Exercise details: In the entries below, count every line containing "name". Return the number and nothing else.

Records supplied:
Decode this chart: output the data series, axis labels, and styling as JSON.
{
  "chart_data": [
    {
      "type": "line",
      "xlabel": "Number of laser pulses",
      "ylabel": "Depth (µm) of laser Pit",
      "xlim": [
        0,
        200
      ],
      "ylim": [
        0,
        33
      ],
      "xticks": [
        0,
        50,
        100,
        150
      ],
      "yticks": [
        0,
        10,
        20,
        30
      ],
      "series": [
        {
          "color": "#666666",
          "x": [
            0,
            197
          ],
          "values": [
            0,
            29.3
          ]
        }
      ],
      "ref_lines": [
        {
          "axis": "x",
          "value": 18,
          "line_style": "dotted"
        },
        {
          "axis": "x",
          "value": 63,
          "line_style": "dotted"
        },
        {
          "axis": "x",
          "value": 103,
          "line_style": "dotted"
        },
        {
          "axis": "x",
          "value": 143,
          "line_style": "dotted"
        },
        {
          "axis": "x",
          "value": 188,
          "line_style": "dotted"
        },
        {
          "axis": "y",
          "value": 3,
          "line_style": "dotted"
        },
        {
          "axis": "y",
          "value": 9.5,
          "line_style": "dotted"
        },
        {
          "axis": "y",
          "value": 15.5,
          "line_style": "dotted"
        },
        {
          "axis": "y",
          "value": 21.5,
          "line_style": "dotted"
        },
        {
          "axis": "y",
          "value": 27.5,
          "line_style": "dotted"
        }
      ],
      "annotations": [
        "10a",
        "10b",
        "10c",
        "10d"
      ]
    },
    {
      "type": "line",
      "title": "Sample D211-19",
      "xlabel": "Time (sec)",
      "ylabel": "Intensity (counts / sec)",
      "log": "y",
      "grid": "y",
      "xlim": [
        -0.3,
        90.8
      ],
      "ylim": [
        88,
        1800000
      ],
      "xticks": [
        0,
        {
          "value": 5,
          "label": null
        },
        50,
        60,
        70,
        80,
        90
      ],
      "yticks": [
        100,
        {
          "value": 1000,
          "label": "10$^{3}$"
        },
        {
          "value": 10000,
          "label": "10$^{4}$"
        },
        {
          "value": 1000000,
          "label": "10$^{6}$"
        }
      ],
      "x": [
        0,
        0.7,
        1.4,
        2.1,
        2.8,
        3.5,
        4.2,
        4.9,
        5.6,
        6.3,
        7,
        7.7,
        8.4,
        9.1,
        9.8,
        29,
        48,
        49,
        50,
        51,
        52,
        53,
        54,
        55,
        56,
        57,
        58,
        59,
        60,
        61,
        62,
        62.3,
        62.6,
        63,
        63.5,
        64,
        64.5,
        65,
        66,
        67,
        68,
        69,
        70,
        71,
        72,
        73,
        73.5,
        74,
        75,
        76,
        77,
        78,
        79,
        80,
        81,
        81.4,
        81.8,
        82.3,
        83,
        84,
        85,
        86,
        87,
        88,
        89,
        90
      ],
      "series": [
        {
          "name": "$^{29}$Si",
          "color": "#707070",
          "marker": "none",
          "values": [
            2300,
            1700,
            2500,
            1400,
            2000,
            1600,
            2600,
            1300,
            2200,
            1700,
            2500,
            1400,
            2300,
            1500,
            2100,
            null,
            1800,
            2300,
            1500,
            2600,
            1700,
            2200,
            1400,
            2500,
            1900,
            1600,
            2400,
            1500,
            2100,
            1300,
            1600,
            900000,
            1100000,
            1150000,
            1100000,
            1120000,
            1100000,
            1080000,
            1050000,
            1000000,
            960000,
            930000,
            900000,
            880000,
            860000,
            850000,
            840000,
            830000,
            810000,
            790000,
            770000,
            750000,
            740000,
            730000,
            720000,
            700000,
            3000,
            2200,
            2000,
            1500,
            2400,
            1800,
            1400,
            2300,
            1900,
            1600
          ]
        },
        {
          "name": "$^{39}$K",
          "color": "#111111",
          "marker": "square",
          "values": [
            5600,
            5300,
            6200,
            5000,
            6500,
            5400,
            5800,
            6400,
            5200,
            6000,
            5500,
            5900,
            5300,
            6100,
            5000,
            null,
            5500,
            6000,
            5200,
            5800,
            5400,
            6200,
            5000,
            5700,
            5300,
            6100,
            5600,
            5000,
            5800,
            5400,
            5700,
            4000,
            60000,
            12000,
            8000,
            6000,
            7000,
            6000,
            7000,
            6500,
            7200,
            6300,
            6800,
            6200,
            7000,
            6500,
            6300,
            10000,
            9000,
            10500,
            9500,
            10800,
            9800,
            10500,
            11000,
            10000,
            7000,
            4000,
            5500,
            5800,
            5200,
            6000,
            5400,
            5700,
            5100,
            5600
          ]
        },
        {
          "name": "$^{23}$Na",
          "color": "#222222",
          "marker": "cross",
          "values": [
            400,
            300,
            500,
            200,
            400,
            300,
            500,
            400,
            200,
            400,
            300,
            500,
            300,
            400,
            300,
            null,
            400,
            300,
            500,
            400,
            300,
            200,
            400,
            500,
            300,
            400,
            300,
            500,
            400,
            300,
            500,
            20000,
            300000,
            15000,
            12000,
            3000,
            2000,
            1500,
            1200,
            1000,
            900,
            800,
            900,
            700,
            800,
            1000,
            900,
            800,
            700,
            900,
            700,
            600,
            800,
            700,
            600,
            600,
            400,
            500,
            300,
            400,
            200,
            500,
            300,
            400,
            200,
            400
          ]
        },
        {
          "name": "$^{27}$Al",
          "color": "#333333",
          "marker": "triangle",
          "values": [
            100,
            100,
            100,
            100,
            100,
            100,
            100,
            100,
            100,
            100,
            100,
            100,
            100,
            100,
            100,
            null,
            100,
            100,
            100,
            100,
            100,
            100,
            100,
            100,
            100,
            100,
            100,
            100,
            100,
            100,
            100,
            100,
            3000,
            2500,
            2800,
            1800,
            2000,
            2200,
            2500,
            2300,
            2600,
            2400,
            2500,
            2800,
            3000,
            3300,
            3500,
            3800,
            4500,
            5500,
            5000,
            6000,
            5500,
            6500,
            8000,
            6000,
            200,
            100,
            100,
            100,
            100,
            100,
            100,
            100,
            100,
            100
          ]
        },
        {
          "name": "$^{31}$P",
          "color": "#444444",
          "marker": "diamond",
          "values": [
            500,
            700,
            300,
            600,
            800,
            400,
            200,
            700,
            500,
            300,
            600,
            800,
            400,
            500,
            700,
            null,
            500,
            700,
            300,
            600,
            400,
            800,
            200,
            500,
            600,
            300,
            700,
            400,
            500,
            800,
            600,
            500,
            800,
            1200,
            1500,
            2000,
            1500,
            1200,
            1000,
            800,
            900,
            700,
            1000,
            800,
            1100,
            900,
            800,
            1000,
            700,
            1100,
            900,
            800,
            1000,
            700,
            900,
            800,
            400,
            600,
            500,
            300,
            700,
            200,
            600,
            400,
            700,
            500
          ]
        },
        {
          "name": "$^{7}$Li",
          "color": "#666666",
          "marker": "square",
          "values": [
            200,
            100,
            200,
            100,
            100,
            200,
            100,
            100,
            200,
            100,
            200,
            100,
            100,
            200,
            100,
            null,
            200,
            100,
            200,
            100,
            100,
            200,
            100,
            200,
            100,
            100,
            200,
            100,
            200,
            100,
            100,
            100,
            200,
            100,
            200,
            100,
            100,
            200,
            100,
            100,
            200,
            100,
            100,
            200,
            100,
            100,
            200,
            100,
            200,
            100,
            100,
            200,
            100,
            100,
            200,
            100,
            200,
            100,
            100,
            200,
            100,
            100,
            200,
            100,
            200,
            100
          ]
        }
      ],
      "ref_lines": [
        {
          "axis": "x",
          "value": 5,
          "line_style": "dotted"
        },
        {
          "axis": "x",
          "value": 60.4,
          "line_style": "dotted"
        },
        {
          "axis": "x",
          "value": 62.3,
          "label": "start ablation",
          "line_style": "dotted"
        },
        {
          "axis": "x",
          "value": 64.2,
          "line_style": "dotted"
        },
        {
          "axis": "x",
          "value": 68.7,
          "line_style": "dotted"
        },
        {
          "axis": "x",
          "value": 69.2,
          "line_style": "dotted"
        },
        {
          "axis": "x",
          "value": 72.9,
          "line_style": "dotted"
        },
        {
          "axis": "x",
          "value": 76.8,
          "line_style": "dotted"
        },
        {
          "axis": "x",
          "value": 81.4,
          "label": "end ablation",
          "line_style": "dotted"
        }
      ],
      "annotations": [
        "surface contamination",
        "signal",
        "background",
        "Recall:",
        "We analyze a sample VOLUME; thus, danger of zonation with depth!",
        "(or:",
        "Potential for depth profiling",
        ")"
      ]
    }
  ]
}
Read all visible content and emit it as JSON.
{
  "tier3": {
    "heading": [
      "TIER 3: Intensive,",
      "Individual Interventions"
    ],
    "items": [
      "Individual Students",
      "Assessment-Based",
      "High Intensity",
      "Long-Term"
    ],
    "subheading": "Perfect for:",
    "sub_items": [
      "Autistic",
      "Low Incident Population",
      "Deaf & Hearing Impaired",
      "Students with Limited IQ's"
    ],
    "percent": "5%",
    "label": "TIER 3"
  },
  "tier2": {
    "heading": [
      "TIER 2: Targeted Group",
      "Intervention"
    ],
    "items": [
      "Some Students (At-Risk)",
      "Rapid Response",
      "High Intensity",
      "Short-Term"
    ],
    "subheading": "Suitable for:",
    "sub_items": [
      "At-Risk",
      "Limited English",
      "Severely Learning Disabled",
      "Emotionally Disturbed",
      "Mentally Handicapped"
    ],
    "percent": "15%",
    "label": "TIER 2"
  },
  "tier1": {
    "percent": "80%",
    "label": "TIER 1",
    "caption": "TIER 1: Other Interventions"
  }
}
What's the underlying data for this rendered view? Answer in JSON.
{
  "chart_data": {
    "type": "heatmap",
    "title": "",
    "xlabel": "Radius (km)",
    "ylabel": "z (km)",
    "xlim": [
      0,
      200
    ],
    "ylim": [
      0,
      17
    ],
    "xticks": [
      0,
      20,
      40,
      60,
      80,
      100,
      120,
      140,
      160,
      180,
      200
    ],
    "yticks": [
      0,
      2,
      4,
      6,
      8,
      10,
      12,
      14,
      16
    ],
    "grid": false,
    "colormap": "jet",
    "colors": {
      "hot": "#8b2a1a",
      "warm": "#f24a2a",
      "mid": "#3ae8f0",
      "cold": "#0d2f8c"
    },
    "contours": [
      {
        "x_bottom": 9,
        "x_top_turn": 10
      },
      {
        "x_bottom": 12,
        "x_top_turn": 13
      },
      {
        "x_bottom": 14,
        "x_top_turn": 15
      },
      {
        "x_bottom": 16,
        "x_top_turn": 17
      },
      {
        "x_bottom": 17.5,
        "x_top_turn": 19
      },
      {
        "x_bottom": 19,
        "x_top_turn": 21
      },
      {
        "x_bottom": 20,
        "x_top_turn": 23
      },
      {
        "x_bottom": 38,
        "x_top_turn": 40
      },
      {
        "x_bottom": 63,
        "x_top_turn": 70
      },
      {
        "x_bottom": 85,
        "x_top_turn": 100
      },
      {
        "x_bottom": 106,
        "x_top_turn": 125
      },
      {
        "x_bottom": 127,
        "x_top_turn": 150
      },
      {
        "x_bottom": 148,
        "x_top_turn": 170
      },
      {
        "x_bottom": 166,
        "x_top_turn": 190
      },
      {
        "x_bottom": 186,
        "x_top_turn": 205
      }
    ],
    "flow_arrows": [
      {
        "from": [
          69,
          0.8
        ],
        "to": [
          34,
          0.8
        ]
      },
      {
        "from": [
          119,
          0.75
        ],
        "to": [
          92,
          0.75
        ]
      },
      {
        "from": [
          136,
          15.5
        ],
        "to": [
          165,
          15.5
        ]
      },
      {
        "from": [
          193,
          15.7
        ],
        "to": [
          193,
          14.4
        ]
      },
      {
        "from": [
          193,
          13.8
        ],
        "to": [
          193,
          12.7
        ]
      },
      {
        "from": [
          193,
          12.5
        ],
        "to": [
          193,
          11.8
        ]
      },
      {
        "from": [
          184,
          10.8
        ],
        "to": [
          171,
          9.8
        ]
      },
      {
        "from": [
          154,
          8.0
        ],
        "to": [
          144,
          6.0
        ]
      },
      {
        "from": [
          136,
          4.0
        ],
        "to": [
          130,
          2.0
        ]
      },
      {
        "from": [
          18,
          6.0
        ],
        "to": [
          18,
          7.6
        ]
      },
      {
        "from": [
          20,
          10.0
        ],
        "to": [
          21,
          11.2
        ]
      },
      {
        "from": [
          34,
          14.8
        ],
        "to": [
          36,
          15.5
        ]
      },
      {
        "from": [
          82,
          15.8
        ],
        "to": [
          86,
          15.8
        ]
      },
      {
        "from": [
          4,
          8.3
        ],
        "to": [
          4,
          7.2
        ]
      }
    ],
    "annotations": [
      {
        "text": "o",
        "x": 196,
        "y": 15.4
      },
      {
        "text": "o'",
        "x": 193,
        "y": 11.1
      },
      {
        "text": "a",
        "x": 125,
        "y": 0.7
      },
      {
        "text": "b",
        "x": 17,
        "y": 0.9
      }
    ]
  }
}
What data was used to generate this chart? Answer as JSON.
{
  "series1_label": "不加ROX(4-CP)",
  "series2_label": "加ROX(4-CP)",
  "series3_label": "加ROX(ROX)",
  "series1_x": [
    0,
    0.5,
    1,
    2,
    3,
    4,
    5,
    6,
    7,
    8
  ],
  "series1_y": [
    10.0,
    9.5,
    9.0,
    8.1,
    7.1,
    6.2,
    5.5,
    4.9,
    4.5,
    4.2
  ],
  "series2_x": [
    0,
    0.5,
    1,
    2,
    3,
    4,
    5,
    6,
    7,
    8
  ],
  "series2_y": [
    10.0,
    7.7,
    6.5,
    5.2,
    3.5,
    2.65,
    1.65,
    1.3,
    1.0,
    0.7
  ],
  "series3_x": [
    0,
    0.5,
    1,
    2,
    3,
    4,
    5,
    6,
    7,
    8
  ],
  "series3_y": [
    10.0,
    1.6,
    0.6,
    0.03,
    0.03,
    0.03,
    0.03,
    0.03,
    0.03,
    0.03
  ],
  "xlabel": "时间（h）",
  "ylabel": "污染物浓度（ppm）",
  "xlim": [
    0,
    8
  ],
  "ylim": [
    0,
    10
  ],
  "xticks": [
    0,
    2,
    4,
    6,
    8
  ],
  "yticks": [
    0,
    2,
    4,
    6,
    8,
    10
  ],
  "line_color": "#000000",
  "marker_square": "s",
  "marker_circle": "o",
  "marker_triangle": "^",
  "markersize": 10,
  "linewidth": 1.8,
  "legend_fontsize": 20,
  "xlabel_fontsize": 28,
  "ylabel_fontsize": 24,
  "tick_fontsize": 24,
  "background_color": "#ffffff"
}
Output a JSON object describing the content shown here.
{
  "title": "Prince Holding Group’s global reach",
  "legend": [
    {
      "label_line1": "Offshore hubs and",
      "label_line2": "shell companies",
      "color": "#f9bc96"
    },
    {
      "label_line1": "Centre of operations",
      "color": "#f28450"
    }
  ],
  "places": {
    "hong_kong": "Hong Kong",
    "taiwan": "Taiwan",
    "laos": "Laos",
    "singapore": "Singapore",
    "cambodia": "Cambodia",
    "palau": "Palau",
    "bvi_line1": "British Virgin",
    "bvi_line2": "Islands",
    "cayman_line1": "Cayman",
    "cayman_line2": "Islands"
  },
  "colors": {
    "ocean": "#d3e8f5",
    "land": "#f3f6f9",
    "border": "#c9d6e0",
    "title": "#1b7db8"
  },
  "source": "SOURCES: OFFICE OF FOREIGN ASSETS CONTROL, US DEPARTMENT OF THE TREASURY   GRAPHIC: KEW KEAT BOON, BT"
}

Completed exercise: 6